## RUMUSAN SOAL A
Sebutkan semua kalangan ulama yang pendapatnya tentang kemampuan akal mengetahui hukum diuraikan dalam teks sumber.

## TEKS SUMBER
============================================================

Meskipun para ahli ushul fiqh sepakat bahwa yang membuat hukum adalah Allah, tetapi mereka berbeda pendapat dalam masalah apakah hukum-hukum itu hanya dapat diketahui melalui perantaraan wahyu dan datangnya Rasulullah atau apakah akal dapat secara independen mengetahui hukum tersebut.
Dalam masalah ini terjadi perbedaan pendapat para ulama yang dilatar belakangi oleh perbedaan pendapat tentang fungsi akal dalam mengetahui baik (al-husnu) dan buruk (al-qubhu) yaitu sebagai berikut:
1.        Kalangan Mu’tazilah, berpendapat bahwa menjadikan akal sebagai sumber hukum terhadap hal-hal yang tidak disebutkan dalam al-Qur’an.
2.        Kalangan Asy’ariyyah, berpendapat bahwa akal secara independen tidak dapat mengetahui hukum Allah tanpa perantaraan Rasul dan wahyu.
3.        Kalangan Maturidiyyah, berpendapat bahwa akal mampu mengetahui baik dan buruk pada sebagian besar perbuatan karena ada berbagai sifat yang melekat pada perbuatan tersebut, baik mengandung kemalahatan maupun yang mengandung kerusakan.

3.        Mahkum Fih/Bih
Dalam kajian ushul fiqh, mahkum fih yaitu perbuatan mukallaf yang berkaitan dengan hukum. Mahkum fih atau perbuatan mukallaf adakalanya terdapat dalam hukum taklifi  dan adakalanya terdapat dalam hukum wadh’i. Mahkum fih sering juga disebut dengan mahkum bih, karena perbuatan mukallaf tersebut selalu dihubungkan dengan perintah atau larangan.

============================================================

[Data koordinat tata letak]
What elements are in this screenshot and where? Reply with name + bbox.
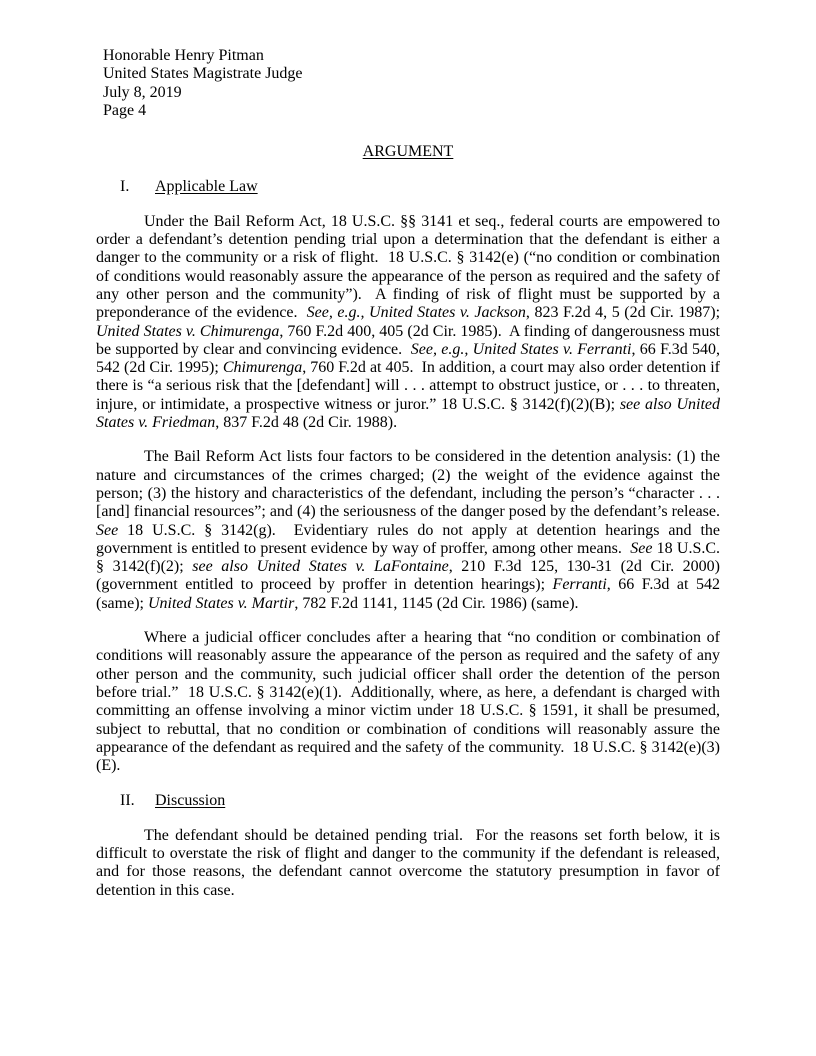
body-text: Under the Bail Reform Act, 18 U.S.C. §§ 3141 et seq., federal courts are empowered to order a defendant’s detention pending trial upon a determination that the defendant is either a danger to the community or a risk of flight. 18 U.S.C. § 3142(e) (“no condition or combination of conditions would reasonably assure the appearance of the person as required and the safety of any other person and the community”). A finding of risk of flight must be supported by a preponderance of the evidence. [96, 212, 720, 322]
citation-italic-text: Chimurenga [222, 359, 303, 377]
citation-italic-text: See [630, 539, 653, 557]
section-title: Discussion [155, 792, 226, 810]
section-title: Applicable Law [155, 178, 258, 196]
body-text: The Bail Reform Act lists four factors to be considered in the detention analysis: (1) the nature and circumstances of the crimes charged; (2) the weight of the evidence against the person; (3) the history and characteristics of the defendant, including the person’s “character . . . [and] financial resources”; and (4) the seriousness of the danger posed by the defendant’s release. [96, 448, 720, 521]
body-text: Where a judicial officer concludes after a hearing that “no condition or combination of conditions will reasonably assure the appearance of the person as required and the safety of any other person and the community, such judicial officer shall order the detention of the person before trial.” 18 U.S.C. § 3142(e)(1). Additionally, where, as here, a defendant is charged with committing an offense involving a minor victim under 18 U.S.C. § 1591, it shall be presumed, subject to rebuttal, that no condition or combination of conditions will reasonably assure the appearance of the defendant as required and the safety of the community. 18 U.S.C. § 3142(e)(3)(E). [96, 629, 720, 775]
citation-italic-text: United States v. Martir [147, 594, 295, 612]
citation-italic-text: United States v. Chimurenga [96, 322, 280, 340]
body-text: , 66 F.3d 540, 542 (2d Cir. 1995); [96, 340, 720, 377]
citation-italic-text: See [96, 521, 119, 539]
paragraph-detention-presumption [96, 629, 720, 775]
citation-italic-text: see also United States v. Friedman [96, 395, 721, 432]
body-text: , 66 F.3d at 542 (same); [96, 576, 720, 612]
page-number-label: Page 4 [103, 101, 147, 119]
body-text: , 760 F.2d at 405. In addition, a court may also order detention if there is “a serious risk that the [defendant] will . . . attempt to obstruct justice, or . . . to threaten, injure, or intimidate, a prospective witness or juror.” 18 U.S.C. § 3142(f)(2)(B); [96, 359, 721, 413]
argument-heading-text: ARGUMENT [362, 143, 454, 161]
body-text: 18 U.S.C. § 3142(g). Evidentiary rules do not apply at detention hearings and the government is entitled to present evidence by way of proffer, among other means. [96, 521, 720, 557]
citation-italic-text: See, e.g., United States v. Ferranti [410, 340, 632, 358]
paragraph-bail-reform-authority [96, 213, 720, 433]
section-number: II. [120, 792, 135, 810]
body-text: , 837 F.2d 48 (2d Cir. 1988). [215, 414, 398, 432]
citation-italic-text: Ferranti [552, 576, 607, 594]
section-heading-applicable-law [96, 178, 720, 196]
citation-italic-text: See, e.g., United States v. Jackson [306, 304, 526, 322]
body-text: , 760 F.2d 400, 405 (2d Cir. 1985). A finding of dangerousness must be supported by clear and convincing evidence. [96, 322, 720, 358]
recipient-title: United States Magistrate Judge [103, 65, 303, 83]
body-text: , 782 F.2d 1141, 1145 (2d Cir. 1986) (same). [294, 594, 579, 612]
section-heading-discussion [96, 792, 720, 810]
body-text: The defendant should be detained pending trial. For the reasons set forth below, it is difficult to overstate the risk of flight and danger to the community if the defendant is released, and for those reasons, the defendant cannot overcome the statutory presumption in favor of detention in this case. [96, 826, 720, 899]
argument-heading [96, 143, 720, 161]
letter-header [96, 47, 720, 120]
body-text: 18 U.S.C. § 3142(f)(2); [96, 539, 721, 576]
letter-date: July 8, 2019 [103, 83, 182, 101]
citation-italic-text: see also United States v. LaFontaine [192, 558, 449, 576]
section-number: I. [120, 178, 130, 196]
recipient-name: Honorable Henry Pitman [103, 47, 264, 64]
paragraph-discussion-intro [96, 827, 720, 900]
body-text: , 823 F.2d 4, 5 (2d Cir. 1987); [525, 304, 721, 322]
paragraph-four-factors [96, 448, 720, 613]
body-text: , 210 F.3d 125, 130-31 (2d Cir. 2000) (government entitled to proceed by proffer in detention hearings); [96, 558, 720, 594]
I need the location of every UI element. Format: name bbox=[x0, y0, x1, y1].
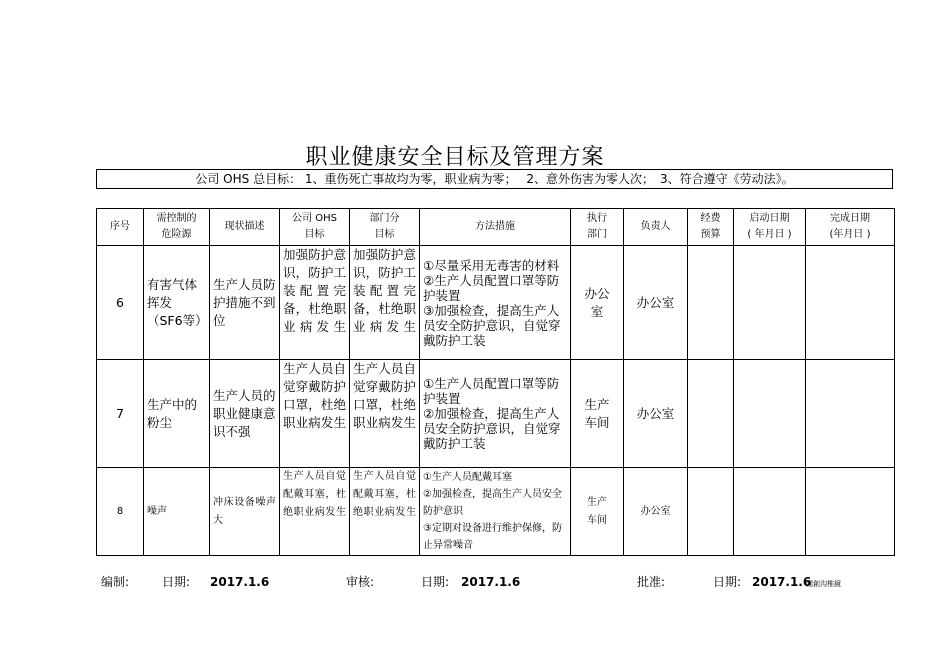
compile-label: 编制: bbox=[101, 575, 130, 589]
row-ohs-goal: 生产人员自觉配戴耳塞，杜绝职业病发生 bbox=[280, 468, 350, 556]
row-exec-dept: 办公 室 bbox=[571, 246, 624, 360]
row-hazard: 有害气体挥发（SF6等） bbox=[144, 246, 210, 360]
row-budget bbox=[688, 468, 734, 556]
signature-footer bbox=[0, 574, 950, 590]
table-header-row bbox=[97, 209, 895, 246]
approve-date: 2017.1.6 bbox=[752, 575, 812, 589]
review-date: 2017.1.6 bbox=[461, 575, 521, 589]
row-method: ①生产人员配戴耳塞 ②加强检查，提高生产人员安全防护意识 ③定期对设备进行维护保修，防止异常噪音 bbox=[420, 468, 571, 556]
row-status: 生产人员的职业健康意识不强 bbox=[210, 360, 280, 468]
page-title: 职业健康安全目标及管理方案 bbox=[305, 145, 605, 170]
row-end-date bbox=[806, 360, 895, 468]
date-label: 日期: bbox=[162, 575, 191, 589]
row-end-date bbox=[806, 468, 895, 556]
compile-date: 2017.1.6 bbox=[210, 575, 270, 589]
row-method: ①尽量采用无毒害的材料 ②生产人员配置口罩等防护装置 ③加强检查，提高生产人员安全防护意识，自觉穿戴防护工装 bbox=[420, 246, 571, 360]
company-goal-line: 公司 OHS 总目标： 1、重伤死亡事故均为零，职业病为零； 2、意外伤害为零人次； 3、符合遵守《劳动法》。 bbox=[96, 169, 893, 189]
row-no: 8 bbox=[97, 468, 144, 556]
date-label: 日期: bbox=[713, 575, 742, 589]
header-no: 序号 bbox=[97, 209, 144, 246]
row-status: 生产人员防护措施不到位 bbox=[210, 246, 280, 360]
review-label: 审核: bbox=[346, 575, 375, 589]
header-owner: 负责人 bbox=[624, 209, 688, 246]
row-budget bbox=[688, 360, 734, 468]
header-exec-dept: 执行 部门 bbox=[571, 209, 624, 246]
row-start-date bbox=[734, 468, 806, 556]
header-ohs-goal: 公司 OHS 目标 bbox=[280, 209, 350, 246]
header-dept-goal: 部门分 目标 bbox=[350, 209, 420, 246]
row-exec-dept: 生产 车间 bbox=[571, 468, 624, 556]
row-owner: 办公室 bbox=[624, 360, 688, 468]
row-start-date bbox=[734, 246, 806, 360]
row-status: 冲床设备噪声大 bbox=[210, 468, 280, 556]
row-owner: 办公室 bbox=[624, 468, 688, 556]
table-row bbox=[97, 360, 895, 468]
row-ohs-goal: 生产人员自觉穿戴防护口罩，杜绝职业病发生 bbox=[280, 360, 350, 468]
table-row bbox=[97, 246, 895, 360]
row-budget bbox=[688, 246, 734, 360]
ohs-management-table bbox=[96, 208, 895, 556]
header-status: 现状描述 bbox=[210, 209, 280, 246]
row-owner: 办公室 bbox=[624, 246, 688, 360]
row-end-date bbox=[806, 246, 895, 360]
date-label: 日期: bbox=[421, 575, 450, 589]
header-end-date: 完成日期 (年月日 ) bbox=[806, 209, 895, 246]
row-no: 7 bbox=[97, 360, 144, 468]
row-exec-dept: 生产 车间 bbox=[571, 360, 624, 468]
watermark-text: 闖創沟椎鏡 bbox=[806, 580, 841, 588]
row-hazard: 噪声 bbox=[144, 468, 210, 556]
row-dept-goal: 加强防护意识，防护工装配置完备，杜绝职业病发生 bbox=[350, 246, 420, 360]
header-start-date: 启动日期 ( 年月日 ) bbox=[734, 209, 806, 246]
header-budget: 经费 预算 bbox=[688, 209, 734, 246]
header-method: 方法措施 bbox=[420, 209, 571, 246]
row-dept-goal: 生产人员自觉穿戴防护口罩，杜绝职业病发生 bbox=[350, 360, 420, 468]
row-ohs-goal: 加强防护意识，防护工装配置完备，杜绝职业病发生 bbox=[280, 246, 350, 360]
row-no: 6 bbox=[97, 246, 144, 360]
header-hazard: 需控制的 危险源 bbox=[144, 209, 210, 246]
table-row bbox=[97, 468, 895, 556]
row-dept-goal: 生产人员自觉配戴耳塞，杜绝职业病发生 bbox=[350, 468, 420, 556]
row-hazard: 生产中的粉尘 bbox=[144, 360, 210, 468]
row-method: ①生产人员配置口罩等防护装置 ②加强检查，提高生产人员安全防护意识，自觉穿戴防护工装 bbox=[420, 360, 571, 468]
row-start-date bbox=[734, 360, 806, 468]
approve-label: 批准: bbox=[637, 575, 666, 589]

============================================================

## RUMUSAN SOAL B
Tuliskan kembali baris-baris data mulai dari baris yang memuat "body-text: Under the" sampai dengan baris yang memuat "section-title: Applicable Law", termasuk kedua baris tersebut.

## JAWABAN YANG DIHARAPKAN A
Mu’tazilah, Asy’ariyyah, Maturidiyyah

## JAWABAN YANG DIHARAPKAN B
body-text: Under the Bail Reform Act, 18 U.S.C. §§ 3141 et seq., federal courts are empowered to order a defendant’s detention pending trial upon a determination that the defendant is either a danger to the community or a risk of flight. 18 U.S.C. § 3142(e) (“no condition or combination of conditions would reasonably assure the appearance of the person as required and the safety of any other person and the community”). A finding of risk of flight must be supported by a preponderance of the evidence. [96, 212, 720, 322]
citation-italic-text: Chimurenga [222, 359, 303, 377]
citation-italic-text: See [630, 539, 653, 557]
section-title: Discussion [155, 792, 226, 810]
section-title: Applicable Law [155, 178, 258, 196]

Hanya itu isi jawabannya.